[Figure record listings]
↓

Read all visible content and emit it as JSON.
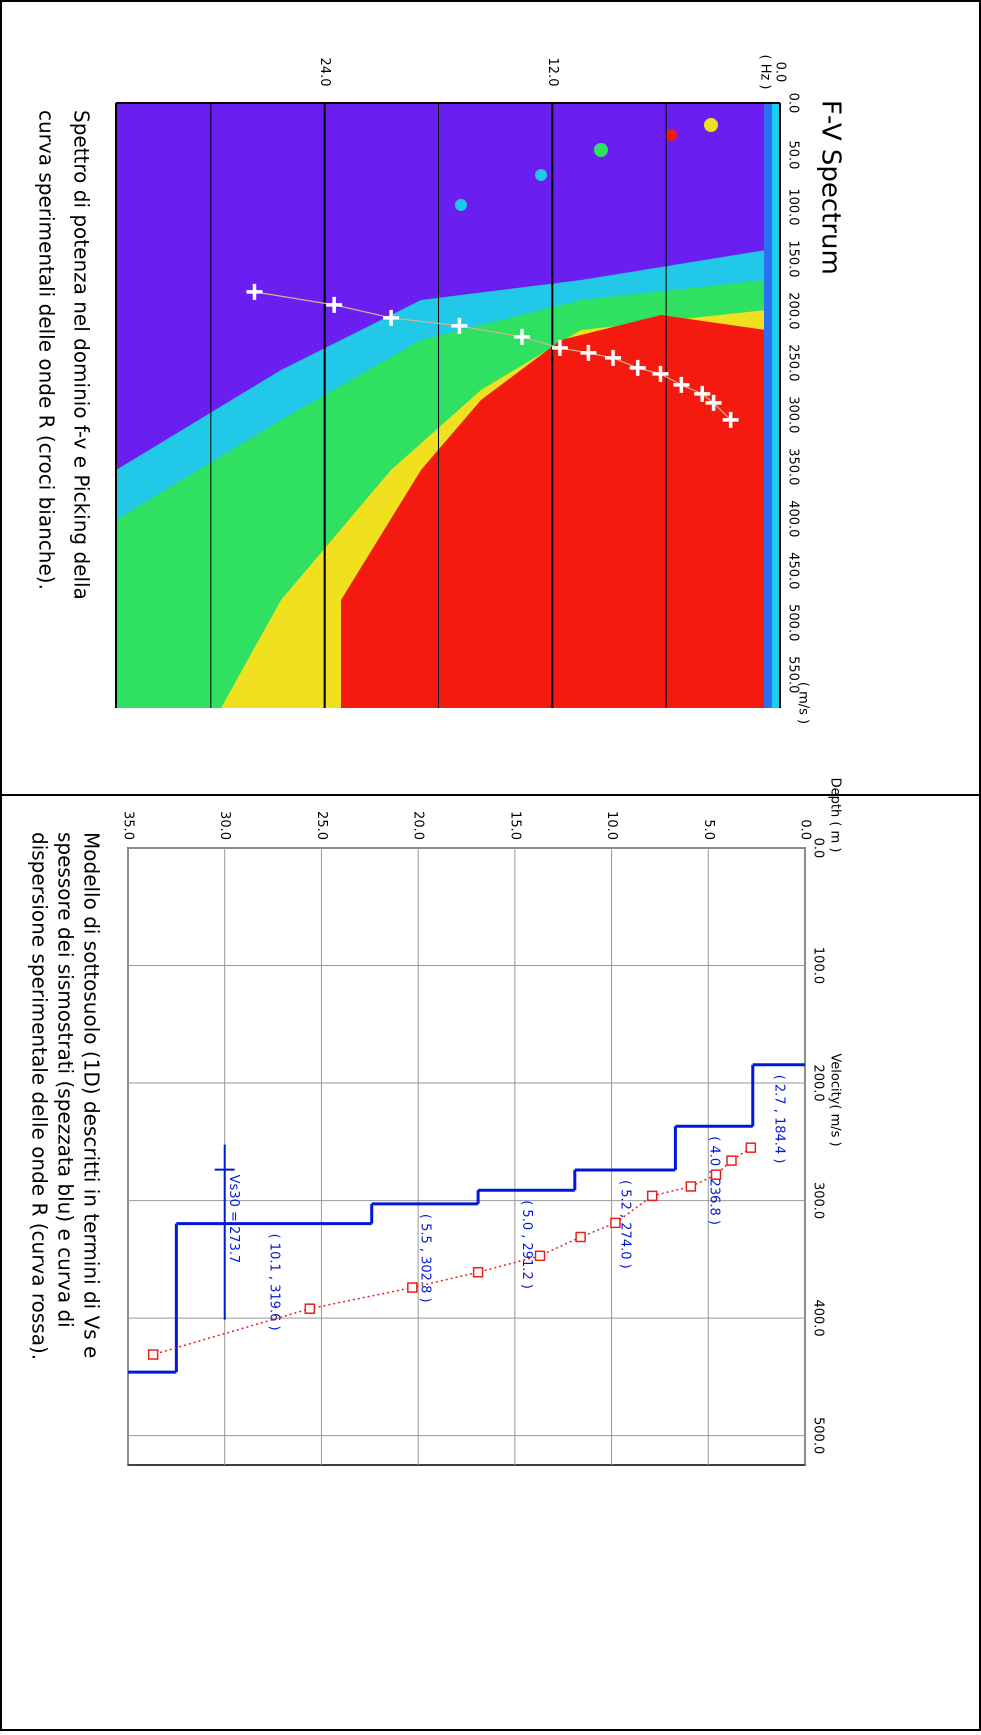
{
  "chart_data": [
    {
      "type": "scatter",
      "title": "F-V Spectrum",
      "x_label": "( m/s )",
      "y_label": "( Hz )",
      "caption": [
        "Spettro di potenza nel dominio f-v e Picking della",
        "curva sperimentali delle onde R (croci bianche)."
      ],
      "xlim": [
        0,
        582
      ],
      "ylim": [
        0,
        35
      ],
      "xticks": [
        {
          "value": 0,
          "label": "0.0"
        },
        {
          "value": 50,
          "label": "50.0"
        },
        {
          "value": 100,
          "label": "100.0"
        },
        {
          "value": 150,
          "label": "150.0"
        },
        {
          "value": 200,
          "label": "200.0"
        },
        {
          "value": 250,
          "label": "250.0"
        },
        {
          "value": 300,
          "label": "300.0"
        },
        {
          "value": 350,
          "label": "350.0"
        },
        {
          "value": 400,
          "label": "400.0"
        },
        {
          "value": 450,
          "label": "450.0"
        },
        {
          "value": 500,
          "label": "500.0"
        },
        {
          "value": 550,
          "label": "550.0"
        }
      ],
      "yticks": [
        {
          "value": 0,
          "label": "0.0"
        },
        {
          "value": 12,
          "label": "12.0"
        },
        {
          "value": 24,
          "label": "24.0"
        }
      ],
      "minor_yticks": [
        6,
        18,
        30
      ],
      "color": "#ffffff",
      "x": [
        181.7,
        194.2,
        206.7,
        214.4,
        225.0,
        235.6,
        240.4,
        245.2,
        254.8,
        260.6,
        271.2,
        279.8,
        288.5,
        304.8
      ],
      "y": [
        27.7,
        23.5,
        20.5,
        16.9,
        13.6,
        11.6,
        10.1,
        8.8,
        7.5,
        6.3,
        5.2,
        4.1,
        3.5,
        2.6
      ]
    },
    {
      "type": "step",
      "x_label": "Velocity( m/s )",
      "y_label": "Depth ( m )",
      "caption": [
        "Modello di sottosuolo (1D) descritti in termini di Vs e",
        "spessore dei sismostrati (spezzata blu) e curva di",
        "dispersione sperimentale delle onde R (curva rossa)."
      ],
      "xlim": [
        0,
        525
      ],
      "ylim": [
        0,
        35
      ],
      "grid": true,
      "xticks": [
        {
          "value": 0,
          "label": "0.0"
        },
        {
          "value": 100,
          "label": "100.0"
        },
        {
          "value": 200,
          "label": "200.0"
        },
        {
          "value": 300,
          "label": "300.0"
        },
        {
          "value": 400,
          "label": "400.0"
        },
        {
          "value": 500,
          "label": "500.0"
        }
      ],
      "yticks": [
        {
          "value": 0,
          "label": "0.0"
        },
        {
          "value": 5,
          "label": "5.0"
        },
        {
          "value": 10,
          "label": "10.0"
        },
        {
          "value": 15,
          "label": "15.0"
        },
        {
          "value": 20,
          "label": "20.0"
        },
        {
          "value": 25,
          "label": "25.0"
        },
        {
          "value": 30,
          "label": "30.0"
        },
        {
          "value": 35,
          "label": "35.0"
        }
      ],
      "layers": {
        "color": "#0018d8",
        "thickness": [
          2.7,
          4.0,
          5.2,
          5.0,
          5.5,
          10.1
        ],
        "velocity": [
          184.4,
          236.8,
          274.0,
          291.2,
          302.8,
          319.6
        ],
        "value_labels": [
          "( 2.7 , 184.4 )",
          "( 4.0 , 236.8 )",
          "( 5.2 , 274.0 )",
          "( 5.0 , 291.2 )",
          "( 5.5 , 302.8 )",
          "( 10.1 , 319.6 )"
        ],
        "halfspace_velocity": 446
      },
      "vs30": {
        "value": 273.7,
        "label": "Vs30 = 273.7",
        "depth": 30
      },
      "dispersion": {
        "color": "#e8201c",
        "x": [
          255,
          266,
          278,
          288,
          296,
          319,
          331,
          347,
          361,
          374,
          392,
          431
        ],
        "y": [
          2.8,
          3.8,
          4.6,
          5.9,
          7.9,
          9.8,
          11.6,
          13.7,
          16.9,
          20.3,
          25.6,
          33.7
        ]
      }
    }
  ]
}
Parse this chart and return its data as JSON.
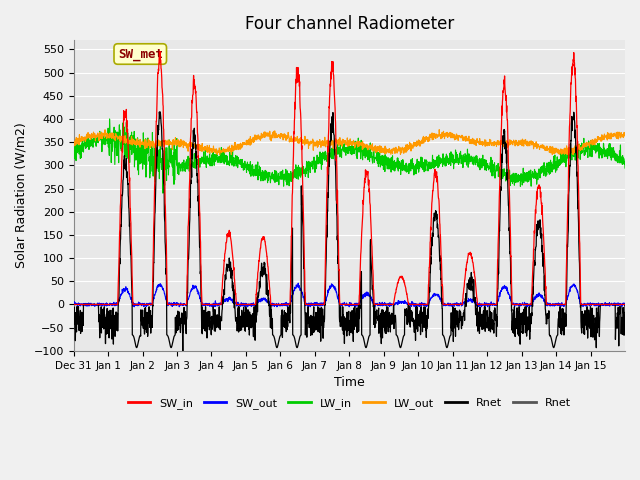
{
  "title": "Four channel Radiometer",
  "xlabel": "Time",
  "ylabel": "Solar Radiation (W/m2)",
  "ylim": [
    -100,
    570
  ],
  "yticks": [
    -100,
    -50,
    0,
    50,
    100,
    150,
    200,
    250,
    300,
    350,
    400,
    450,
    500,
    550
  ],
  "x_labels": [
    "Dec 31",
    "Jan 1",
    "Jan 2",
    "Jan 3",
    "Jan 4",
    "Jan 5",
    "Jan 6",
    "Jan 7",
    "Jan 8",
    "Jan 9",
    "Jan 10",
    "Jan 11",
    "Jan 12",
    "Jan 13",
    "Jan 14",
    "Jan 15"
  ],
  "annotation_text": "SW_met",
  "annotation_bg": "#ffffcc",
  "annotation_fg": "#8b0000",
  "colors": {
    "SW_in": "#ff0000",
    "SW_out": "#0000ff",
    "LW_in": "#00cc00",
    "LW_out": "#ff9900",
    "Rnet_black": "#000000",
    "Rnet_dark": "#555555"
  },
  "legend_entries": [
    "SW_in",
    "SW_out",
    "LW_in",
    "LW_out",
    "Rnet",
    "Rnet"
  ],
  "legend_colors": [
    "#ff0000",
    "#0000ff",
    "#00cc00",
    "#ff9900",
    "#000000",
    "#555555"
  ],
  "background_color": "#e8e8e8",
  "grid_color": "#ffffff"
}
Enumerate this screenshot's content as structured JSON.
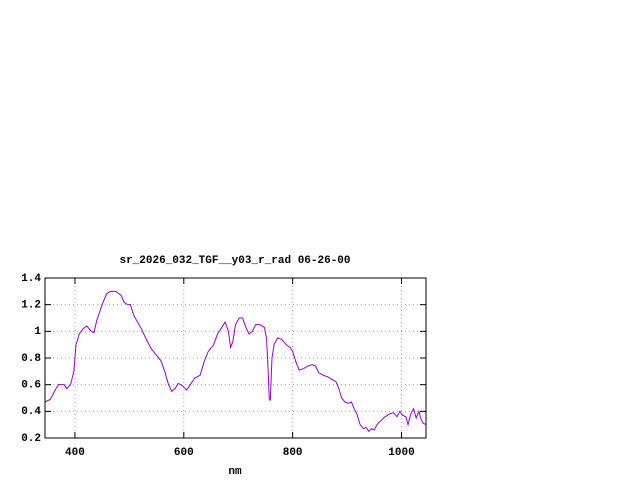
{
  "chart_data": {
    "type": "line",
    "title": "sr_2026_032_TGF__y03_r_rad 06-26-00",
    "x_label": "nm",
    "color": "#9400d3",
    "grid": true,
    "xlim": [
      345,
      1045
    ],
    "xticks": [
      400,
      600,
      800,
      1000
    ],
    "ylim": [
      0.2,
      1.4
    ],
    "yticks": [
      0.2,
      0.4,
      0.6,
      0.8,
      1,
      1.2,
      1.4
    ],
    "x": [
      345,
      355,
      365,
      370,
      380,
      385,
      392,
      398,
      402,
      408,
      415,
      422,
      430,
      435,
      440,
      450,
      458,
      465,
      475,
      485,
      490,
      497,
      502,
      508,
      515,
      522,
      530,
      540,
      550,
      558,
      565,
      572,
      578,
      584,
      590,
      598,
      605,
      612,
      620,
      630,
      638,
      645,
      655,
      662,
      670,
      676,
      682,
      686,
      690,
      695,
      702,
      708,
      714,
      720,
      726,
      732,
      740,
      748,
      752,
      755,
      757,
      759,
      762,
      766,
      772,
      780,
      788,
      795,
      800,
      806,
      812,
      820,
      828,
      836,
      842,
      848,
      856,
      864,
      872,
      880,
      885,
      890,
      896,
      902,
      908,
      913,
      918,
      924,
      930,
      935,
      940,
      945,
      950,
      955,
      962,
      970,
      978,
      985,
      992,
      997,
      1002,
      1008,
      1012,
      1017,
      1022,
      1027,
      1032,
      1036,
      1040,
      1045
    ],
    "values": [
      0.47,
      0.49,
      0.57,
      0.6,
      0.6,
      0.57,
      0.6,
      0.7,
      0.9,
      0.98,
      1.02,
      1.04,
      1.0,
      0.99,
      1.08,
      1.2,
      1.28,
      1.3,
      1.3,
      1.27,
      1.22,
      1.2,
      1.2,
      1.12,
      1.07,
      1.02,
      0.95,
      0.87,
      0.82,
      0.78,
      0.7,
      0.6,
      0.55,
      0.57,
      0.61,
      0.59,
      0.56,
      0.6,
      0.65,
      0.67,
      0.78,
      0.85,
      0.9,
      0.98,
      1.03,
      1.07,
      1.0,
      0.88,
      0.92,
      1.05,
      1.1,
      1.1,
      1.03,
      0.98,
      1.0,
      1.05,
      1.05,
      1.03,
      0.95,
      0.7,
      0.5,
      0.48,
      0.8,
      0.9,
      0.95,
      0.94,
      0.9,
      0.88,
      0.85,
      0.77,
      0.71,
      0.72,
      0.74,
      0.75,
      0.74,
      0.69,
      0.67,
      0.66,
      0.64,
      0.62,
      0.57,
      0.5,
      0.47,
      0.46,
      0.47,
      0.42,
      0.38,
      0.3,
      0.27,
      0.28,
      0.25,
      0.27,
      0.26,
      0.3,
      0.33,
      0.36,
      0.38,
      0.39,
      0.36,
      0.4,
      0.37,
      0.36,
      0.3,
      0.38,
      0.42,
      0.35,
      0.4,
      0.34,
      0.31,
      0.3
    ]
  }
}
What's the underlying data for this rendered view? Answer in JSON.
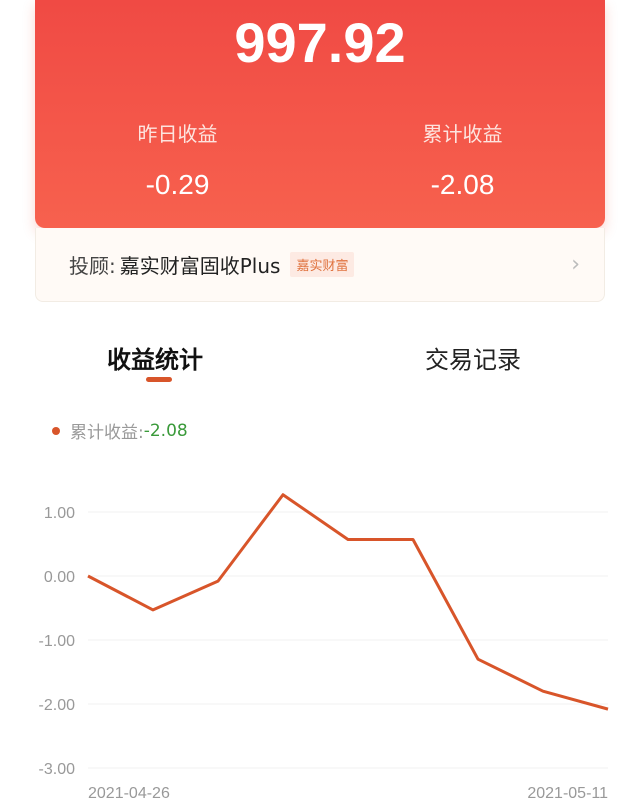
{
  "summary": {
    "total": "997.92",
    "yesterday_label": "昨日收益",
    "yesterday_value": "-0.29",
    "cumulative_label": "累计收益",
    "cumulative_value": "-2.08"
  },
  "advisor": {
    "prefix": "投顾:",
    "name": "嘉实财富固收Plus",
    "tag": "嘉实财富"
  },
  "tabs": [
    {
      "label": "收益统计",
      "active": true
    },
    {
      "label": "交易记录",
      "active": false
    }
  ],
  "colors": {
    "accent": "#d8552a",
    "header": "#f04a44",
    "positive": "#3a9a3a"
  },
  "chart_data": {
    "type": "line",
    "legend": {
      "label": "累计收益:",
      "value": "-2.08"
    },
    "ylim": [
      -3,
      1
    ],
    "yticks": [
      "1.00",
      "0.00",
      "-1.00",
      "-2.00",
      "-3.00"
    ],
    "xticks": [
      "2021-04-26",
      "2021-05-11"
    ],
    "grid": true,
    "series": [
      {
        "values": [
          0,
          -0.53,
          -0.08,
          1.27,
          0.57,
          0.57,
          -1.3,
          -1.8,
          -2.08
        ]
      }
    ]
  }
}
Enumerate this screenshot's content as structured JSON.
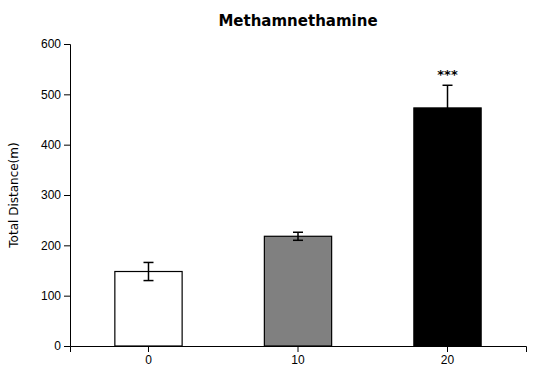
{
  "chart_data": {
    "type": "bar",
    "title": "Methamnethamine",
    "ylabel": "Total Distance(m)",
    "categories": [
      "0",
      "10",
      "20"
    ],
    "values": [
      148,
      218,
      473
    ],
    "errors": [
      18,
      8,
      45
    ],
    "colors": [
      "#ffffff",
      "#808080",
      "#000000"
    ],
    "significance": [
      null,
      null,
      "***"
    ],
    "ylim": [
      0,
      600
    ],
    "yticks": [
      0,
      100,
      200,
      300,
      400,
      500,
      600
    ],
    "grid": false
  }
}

↑

What to produce
Quote verbatim the final run of lines in the material above, from the line that contains "What's the underlying" through the very last line, excluding any pictures.

Full output
What's the underlying data for this rendered view? Answer in JSON.
{
  "summary": {
    "total": "997.92",
    "yesterday_label": "昨日收益",
    "yesterday_value": "-0.29",
    "cumulative_label": "累计收益",
    "cumulative_value": "-2.08"
  },
  "advisor": {
    "prefix": "投顾:",
    "name": "嘉实财富固收Plus",
    "tag": "嘉实财富"
  },
  "tabs": [
    {
      "label": "收益统计",
      "active": true
    },
    {
      "label": "交易记录",
      "active": false
    }
  ],
  "colors": {
    "accent": "#d8552a",
    "header": "#f04a44",
    "positive": "#3a9a3a"
  },
  "chart_data": {
    "type": "line",
    "legend": {
      "label": "累计收益:",
      "value": "-2.08"
    },
    "ylim": [
      -3,
      1
    ],
    "yticks": [
      "1.00",
      "0.00",
      "-1.00",
      "-2.00",
      "-3.00"
    ],
    "xticks": [
      "2021-04-26",
      "2021-05-11"
    ],
    "grid": true,
    "series": [
      {
        "values": [
          0,
          -0.53,
          -0.08,
          1.27,
          0.57,
          0.57,
          -1.3,
          -1.8,
          -2.08
        ]
      }
    ]
  }
}
Enumerate this screenshot's content as structured JSON.
{
  "chart_data": {
    "type": "bar",
    "title": "Methamnethamine",
    "ylabel": "Total Distance(m)",
    "categories": [
      "0",
      "10",
      "20"
    ],
    "values": [
      148,
      218,
      473
    ],
    "errors": [
      18,
      8,
      45
    ],
    "colors": [
      "#ffffff",
      "#808080",
      "#000000"
    ],
    "significance": [
      null,
      null,
      "***"
    ],
    "ylim": [
      0,
      600
    ],
    "yticks": [
      0,
      100,
      200,
      300,
      400,
      500,
      600
    ],
    "grid": false
  }
}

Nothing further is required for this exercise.